STATED TASK – Repeat every line of the data below without any change, leaving out the pictures.

Records from a data source –

──────────────────────────────

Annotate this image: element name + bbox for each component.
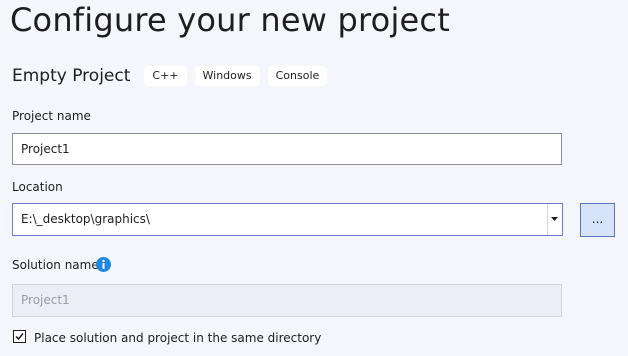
location-label: Location <box>12 180 63 194</box>
configure-project-page: Configure your new project Empty Project… <box>0 0 628 356</box>
solution-name-label: Solution name <box>12 258 99 272</box>
tag-platform: Windows <box>194 66 260 86</box>
template-summary: Empty Project C++ Windows Console <box>12 64 335 88</box>
same-directory-checkbox[interactable] <box>13 330 26 343</box>
browse-button[interactable]: ... <box>580 203 615 237</box>
dropdown-arrow-icon[interactable] <box>547 204 562 235</box>
template-name: Empty Project <box>12 66 131 86</box>
project-name-label: Project name <box>12 109 91 123</box>
location-value: E:\_desktop\graphics\ <box>21 212 150 226</box>
same-directory-label[interactable]: Place solution and project in the same d… <box>34 330 321 346</box>
checkmark-icon <box>15 333 24 341</box>
info-icon[interactable] <box>96 257 111 272</box>
project-name-input[interactable]: Project1 <box>12 133 562 165</box>
location-combobox[interactable]: E:\_desktop\graphics\ <box>12 203 563 236</box>
tag-project-type: Console <box>267 66 328 86</box>
tag-language: C++ <box>144 66 187 86</box>
page-title: Configure your new project <box>10 1 450 39</box>
solution-name-input[interactable]: Project1 <box>12 284 562 317</box>
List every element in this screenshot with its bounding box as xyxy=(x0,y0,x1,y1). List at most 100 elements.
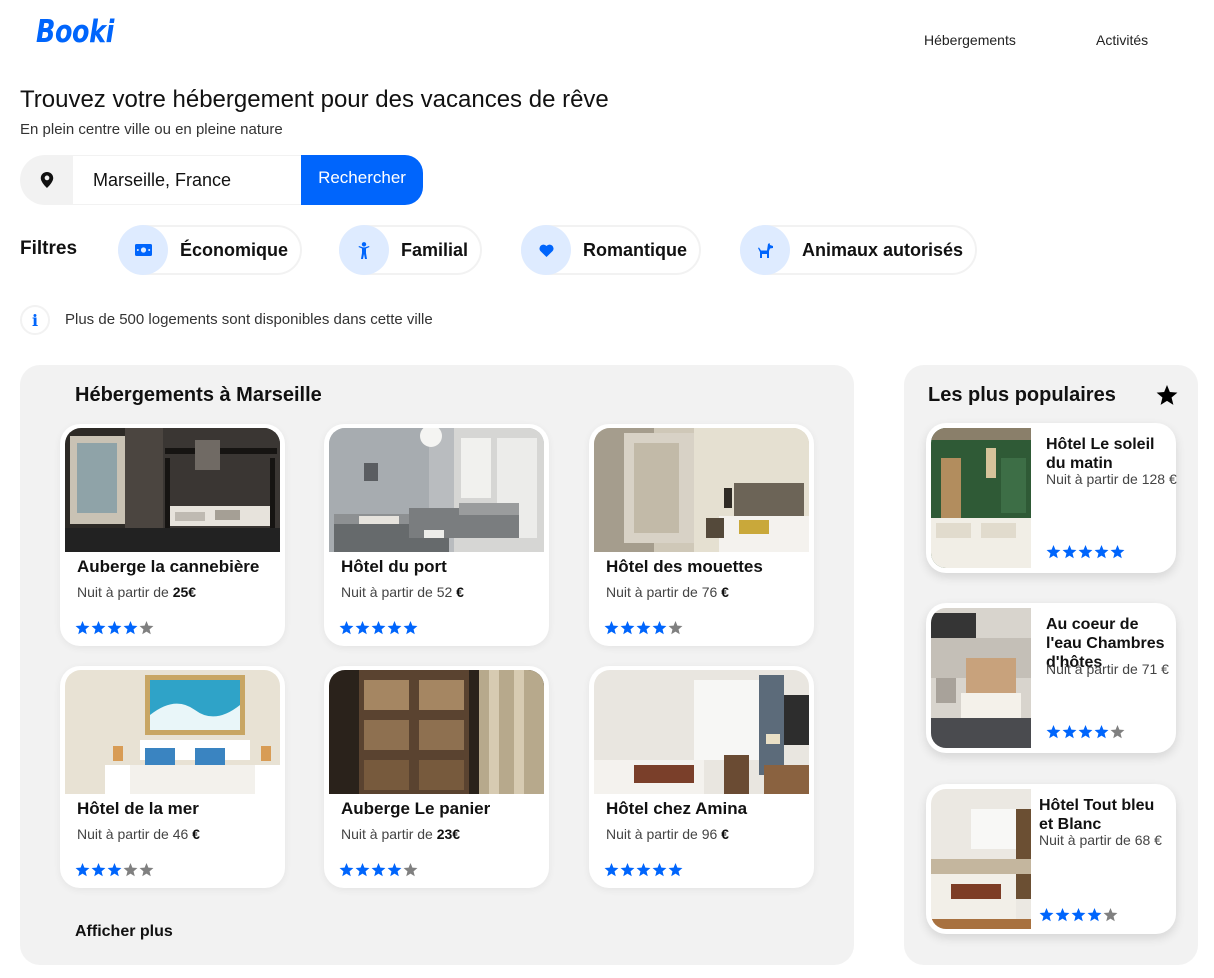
accommodation-name: Auberge la cannebière xyxy=(77,557,260,576)
accommodation-name: Hôtel des mouettes xyxy=(606,557,763,576)
accommodation-card[interactable]: Hôtel du port Nuit à partir de 52 € xyxy=(324,424,549,646)
star-icon xyxy=(1094,545,1109,559)
accommodation-card[interactable]: Auberge Le panier Nuit à partir de 23€ xyxy=(324,666,549,888)
accommodation-photo xyxy=(329,670,544,794)
accommodation-photo xyxy=(65,670,280,794)
accommodation-price: Nuit à partir de 76 € xyxy=(606,584,729,600)
star-icon xyxy=(1046,725,1061,739)
price-value: € xyxy=(192,826,200,842)
popular-name: Hôtel Le soleil du matin xyxy=(1046,436,1155,472)
search-input[interactable] xyxy=(73,155,302,205)
popular-price: Nuit à partir de 71 € xyxy=(1046,661,1169,677)
star-icon xyxy=(1039,908,1054,922)
star-icon xyxy=(355,863,370,877)
star-icon xyxy=(403,863,418,877)
accommodation-photo xyxy=(594,670,809,794)
search-bar: Rechercher xyxy=(20,155,423,205)
star-icon xyxy=(636,863,651,877)
filter-label: Économique xyxy=(180,239,289,260)
star-icon xyxy=(139,621,154,635)
popular-card[interactable]: Hôtel Tout bleu et Blanc Nuit à partir d… xyxy=(926,784,1176,934)
star-icon xyxy=(339,621,354,635)
popular-photo xyxy=(931,608,1031,748)
star-icon xyxy=(636,621,651,635)
price-value: € xyxy=(721,826,729,842)
filter-label: Familial xyxy=(401,239,469,260)
accommodation-photo xyxy=(594,428,809,552)
accommodation-name: Hôtel du port xyxy=(341,557,447,576)
star-icon xyxy=(1087,908,1102,922)
accommodation-price: Nuit à partir de 23€ xyxy=(341,826,460,842)
price-value: 23€ xyxy=(436,826,461,842)
page-subtitle: En plein centre ville ou en pleine natur… xyxy=(20,121,283,138)
accommodation-price: Nuit à partir de 52 € xyxy=(341,584,464,600)
rating-stars xyxy=(1046,545,1125,559)
star-icon xyxy=(1062,725,1077,739)
star-icon xyxy=(355,621,370,635)
star-icon xyxy=(1046,545,1061,559)
accommodation-card[interactable]: Hôtel de la mer Nuit à partir de 46 € xyxy=(60,666,285,888)
star-icon xyxy=(668,621,683,635)
star-icon xyxy=(652,621,667,635)
star-icon xyxy=(1156,385,1178,411)
filter-romantique[interactable]: Romantique xyxy=(521,225,702,275)
star-icon xyxy=(107,621,122,635)
price-value: € xyxy=(456,584,464,600)
star-icon xyxy=(403,621,418,635)
star-icon xyxy=(387,621,402,635)
filter-animaux[interactable]: Animaux autorisés xyxy=(740,225,978,275)
popular-photo xyxy=(931,428,1031,568)
popular-photo xyxy=(931,789,1031,929)
star-icon xyxy=(1110,725,1125,739)
search-button[interactable]: Rechercher xyxy=(301,155,423,205)
star-icon xyxy=(604,863,619,877)
filter-familial[interactable]: Familial xyxy=(339,225,483,275)
popular-card[interactable]: Hôtel Le soleil du matin Nuit à partir d… xyxy=(926,423,1177,573)
star-icon xyxy=(91,863,106,877)
money-icon xyxy=(118,225,168,275)
booki-logo[interactable]: Booki xyxy=(36,14,114,50)
price-value: € xyxy=(721,584,729,600)
child-icon xyxy=(339,225,389,275)
filter-label: Animaux autorisés xyxy=(802,239,964,260)
show-more-link[interactable]: Afficher plus xyxy=(75,923,173,941)
filter-label: Romantique xyxy=(583,239,688,260)
filter-economique[interactable]: Économique xyxy=(118,225,303,275)
accommodation-name: Hôtel chez Amina xyxy=(606,799,748,818)
accommodation-card[interactable]: Hôtel des mouettes Nuit à partir de 76 € xyxy=(589,424,814,646)
price-prefix: Nuit à partir de 76 xyxy=(606,584,722,600)
accommodation-price: Nuit à partir de 25€ xyxy=(77,584,196,600)
star-icon xyxy=(339,863,354,877)
star-icon xyxy=(1078,545,1093,559)
accommodation-card[interactable]: Auberge la cannebière Nuit à partir de 2… xyxy=(60,424,285,646)
popular-card[interactable]: Au coeur de l'eau Chambres d'hôtes Nuit … xyxy=(926,603,1176,753)
star-icon xyxy=(1094,725,1109,739)
star-icon xyxy=(620,863,635,877)
star-icon xyxy=(123,863,138,877)
rating-stars xyxy=(604,863,683,877)
accommodation-photo xyxy=(65,428,280,552)
page-title: Trouvez votre hébergement pour des vacan… xyxy=(20,86,609,113)
dog-icon xyxy=(740,225,790,275)
rating-stars xyxy=(339,621,418,635)
star-icon xyxy=(107,863,122,877)
price-prefix: Nuit à partir de xyxy=(77,584,173,600)
rating-stars xyxy=(1039,908,1118,922)
star-icon xyxy=(371,863,386,877)
rating-stars xyxy=(75,863,154,877)
filters-label: Filtres xyxy=(20,238,78,259)
star-icon xyxy=(371,621,386,635)
star-icon xyxy=(1110,545,1125,559)
star-icon xyxy=(604,621,619,635)
info-icon: i xyxy=(20,305,50,335)
accommodation-price: Nuit à partir de 96 € xyxy=(606,826,729,842)
accommodations-title: Hébergements à Marseille xyxy=(75,384,322,406)
nav-hebergements[interactable]: Hébergements xyxy=(924,32,1016,48)
accommodation-card[interactable]: Hôtel chez Amina Nuit à partir de 96 € xyxy=(589,666,814,888)
star-icon xyxy=(652,863,667,877)
accommodation-price: Nuit à partir de 46 € xyxy=(77,826,200,842)
nav-activites[interactable]: Activités xyxy=(1096,32,1148,48)
star-icon xyxy=(75,621,90,635)
price-prefix: Nuit à partir de 52 xyxy=(341,584,457,600)
star-icon xyxy=(123,621,138,635)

──────────────────────────────

FULL RESPONSE –
Annotate this image: element name + bbox for each component.
location-label: Location <box>12 180 63 194</box>
configure-project-page: Configure your new project Empty Project… <box>0 0 628 356</box>
solution-name-label: Solution name <box>12 258 99 272</box>
tag-platform: Windows <box>194 66 260 86</box>
template-summary: Empty Project C++ Windows Console <box>12 64 335 88</box>
same-directory-checkbox[interactable] <box>13 330 26 343</box>
browse-button[interactable]: ... <box>580 203 615 237</box>
dropdown-arrow-icon[interactable] <box>547 204 562 235</box>
template-name: Empty Project <box>12 66 131 86</box>
project-name-label: Project name <box>12 109 91 123</box>
location-value: E:\_desktop\graphics\ <box>21 212 150 226</box>
same-directory-label[interactable]: Place solution and project in the same d… <box>34 330 321 346</box>
checkmark-icon <box>15 333 24 341</box>
info-icon[interactable] <box>96 257 111 272</box>
project-name-input[interactable]: Project1 <box>12 133 562 165</box>
location-combobox[interactable]: E:\_desktop\graphics\ <box>12 203 563 236</box>
tag-project-type: Console <box>267 66 328 86</box>
tag-language: C++ <box>144 66 187 86</box>
page-title: Configure your new project <box>10 1 450 39</box>
solution-name-input[interactable]: Project1 <box>12 284 562 317</box>
List every element in this screenshot with its bounding box as xyxy=(x0,y0,x1,y1). List at most 100 elements.
accommodation-name: Auberge la cannebière xyxy=(77,557,260,576)
accommodation-name: Hôtel des mouettes xyxy=(606,557,763,576)
accommodation-card[interactable]: Hôtel du port Nuit à partir de 52 € xyxy=(324,424,549,646)
star-icon xyxy=(1094,545,1109,559)
accommodation-card[interactable]: Auberge Le panier Nuit à partir de 23€ xyxy=(324,666,549,888)
accommodation-photo xyxy=(329,670,544,794)
accommodation-photo xyxy=(65,670,280,794)
accommodation-price: Nuit à partir de 76 € xyxy=(606,584,729,600)
star-icon xyxy=(1046,725,1061,739)
price-value: € xyxy=(192,826,200,842)
popular-name: Hôtel Le soleil du matin xyxy=(1046,436,1155,472)
search-input[interactable] xyxy=(73,155,302,205)
popular-price: Nuit à partir de 71 € xyxy=(1046,661,1169,677)
star-icon xyxy=(1039,908,1054,922)
star-icon xyxy=(355,863,370,877)
star-icon xyxy=(403,863,418,877)
accommodation-photo xyxy=(594,670,809,794)
search-bar: Rechercher xyxy=(20,155,423,205)
star-icon xyxy=(636,863,651,877)
filter-label: Économique xyxy=(180,239,289,260)
star-icon xyxy=(139,621,154,635)
popular-card[interactable]: Hôtel Tout bleu et Blanc Nuit à partir d… xyxy=(926,784,1176,934)
star-icon xyxy=(339,621,354,635)
popular-photo xyxy=(931,608,1031,748)
star-icon xyxy=(636,621,651,635)
price-value: € xyxy=(721,826,729,842)
filter-label: Familial xyxy=(401,239,469,260)
accommodation-photo xyxy=(594,428,809,552)
accommodation-name: Hôtel du port xyxy=(341,557,447,576)
star-icon xyxy=(1087,908,1102,922)
accommodation-price: Nuit à partir de 23€ xyxy=(341,826,460,842)
price-value: 23€ xyxy=(436,826,461,842)
page-subtitle: En plein centre ville ou en pleine natur… xyxy=(20,121,283,138)
accommodation-price: Nuit à partir de 52 € xyxy=(341,584,464,600)
rating-stars xyxy=(1046,545,1125,559)
star-icon xyxy=(1062,725,1077,739)
star-icon xyxy=(355,621,370,635)
star-icon xyxy=(1046,545,1061,559)
accommodation-card[interactable]: Hôtel de la mer Nuit à partir de 46 € xyxy=(60,666,285,888)
star-icon xyxy=(668,621,683,635)
star-icon xyxy=(652,621,667,635)
star-icon xyxy=(1156,385,1178,411)
filter-romantique[interactable]: Romantique xyxy=(521,225,702,275)
star-icon xyxy=(107,621,122,635)
price-value: € xyxy=(456,584,464,600)
star-icon xyxy=(403,621,418,635)
star-icon xyxy=(387,621,402,635)
filter-animaux[interactable]: Animaux autorisés xyxy=(740,225,978,275)
popular-photo xyxy=(931,428,1031,568)
popular-photo xyxy=(931,789,1031,929)
star-icon xyxy=(1110,725,1125,739)
search-button[interactable]: Rechercher xyxy=(301,155,423,205)
star-icon xyxy=(604,863,619,877)
filter-familial[interactable]: Familial xyxy=(339,225,483,275)
popular-card[interactable]: Hôtel Le soleil du matin Nuit à partir d… xyxy=(926,423,1177,573)
star-icon xyxy=(91,863,106,877)
money-icon xyxy=(118,225,168,275)
booki-logo[interactable]: Booki xyxy=(36,14,114,50)
price-value: € xyxy=(721,584,729,600)
child-icon xyxy=(339,225,389,275)
filter-label: Animaux autorisés xyxy=(802,239,964,260)
show-more-link[interactable]: Afficher plus xyxy=(75,923,173,941)
filter-label: Romantique xyxy=(583,239,688,260)
filter-economique[interactable]: Économique xyxy=(118,225,303,275)
accommodation-name: Hôtel chez Amina xyxy=(606,799,748,818)
accommodation-card[interactable]: Hôtel des mouettes Nuit à partir de 76 € xyxy=(589,424,814,646)
price-prefix: Nuit à partir de 76 xyxy=(606,584,722,600)
accommodation-price: Nuit à partir de 25€ xyxy=(77,584,196,600)
star-icon xyxy=(339,863,354,877)
star-icon xyxy=(1078,545,1093,559)
accommodation-card[interactable]: Auberge la cannebière Nuit à partir de 2… xyxy=(60,424,285,646)
popular-card[interactable]: Au coeur de l'eau Chambres d'hôtes Nuit … xyxy=(926,603,1176,753)
star-icon xyxy=(1094,725,1109,739)
star-icon xyxy=(620,863,635,877)
star-icon xyxy=(123,863,138,877)
rating-stars xyxy=(604,863,683,877)
accommodation-photo xyxy=(65,428,280,552)
page-title: Trouvez votre hébergement pour des vacan… xyxy=(20,86,609,113)
dog-icon xyxy=(740,225,790,275)
rating-stars xyxy=(339,621,418,635)
star-icon xyxy=(107,863,122,877)
price-prefix: Nuit à partir de xyxy=(77,584,173,600)
rating-stars xyxy=(1039,908,1118,922)
star-icon xyxy=(371,863,386,877)
rating-stars xyxy=(75,863,154,877)
filters-label: Filtres xyxy=(20,238,78,259)
star-icon xyxy=(371,621,386,635)
star-icon xyxy=(1110,545,1125,559)
star-icon xyxy=(604,621,619,635)
info-icon: i xyxy=(20,305,50,335)
accommodation-price: Nuit à partir de 96 € xyxy=(606,826,729,842)
accommodations-title: Hébergements à Marseille xyxy=(75,384,322,406)
nav-hebergements[interactable]: Hébergements xyxy=(924,32,1016,48)
accommodation-card[interactable]: Hôtel chez Amina Nuit à partir de 96 € xyxy=(589,666,814,888)
star-icon xyxy=(652,863,667,877)
accommodation-price: Nuit à partir de 46 € xyxy=(77,826,200,842)
nav-activites[interactable]: Activités xyxy=(1096,32,1148,48)
star-icon xyxy=(75,621,90,635)
price-prefix: Nuit à partir de 52 xyxy=(341,584,457,600)
star-icon xyxy=(123,621,138,635)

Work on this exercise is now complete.